DIRECTIVE:
Reproduce the listing exactly and skip over any pictures.

INPUT ROWS:
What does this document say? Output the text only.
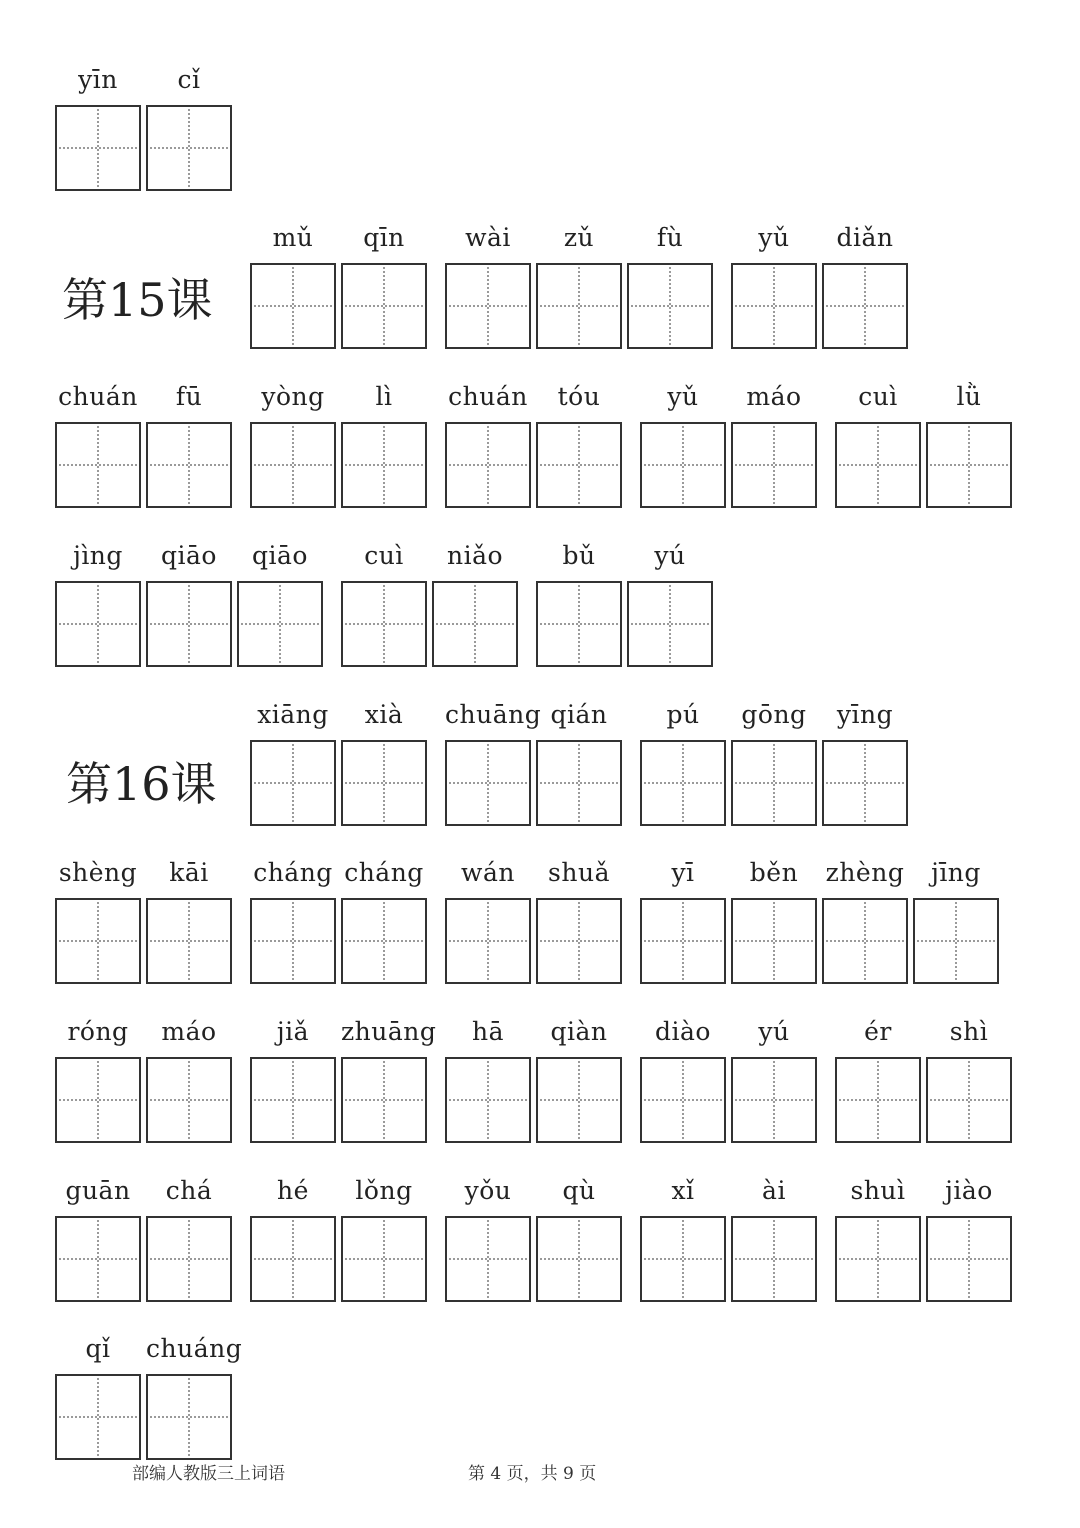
第15课
第16课
yīn	cǐ
mǔ	qīn	wài	zǔ	fù	yǔ	diǎn
chuán	fū	yòng	lì	chuán	tóu	yǔ	máo	cuì	lǜ
jìng	qiāo	qiāo	cuì	niǎo	bǔ	yú
xiāng	xià	chuāng qián	pú	gōng	yīng
shèng	kāi	cháng cháng	wán	shuǎ	yī	běn	zhèng	jīng
róng	máo	jiǎ	zhuāng	hā	qiàn	diào	yú	ér	shì
guān	chá	hé	lǒng	yǒu	qù	xǐ	ài	shuì	jiào
qǐ	chuáng
部编人教版三上词语	第 4 页，共 9 页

EXERCISE RESPONSE:
What does this document say? Output the text only.
第15课
第16课
yīn	cǐ
mǔ	qīn	wài	zǔ	fù	yǔ	diǎn
chuán	fū	yòng	lì	chuán	tóu	yǔ	máo	cuì	lǜ
jìng	qiāo	qiāo	cuì	niǎo	bǔ	yú
xiāng	xià	chuāng qián	pú	gōng	yīng
shèng	kāi	cháng cháng	wán	shuǎ	yī	běn	zhèng	jīng
róng	máo	jiǎ	zhuāng	hā	qiàn	diào	yú	ér	shì
guān	chá	hé	lǒng	yǒu	qù	xǐ	ài	shuì	jiào
qǐ	chuáng
部编人教版三上词语	第 4 页，共 9 页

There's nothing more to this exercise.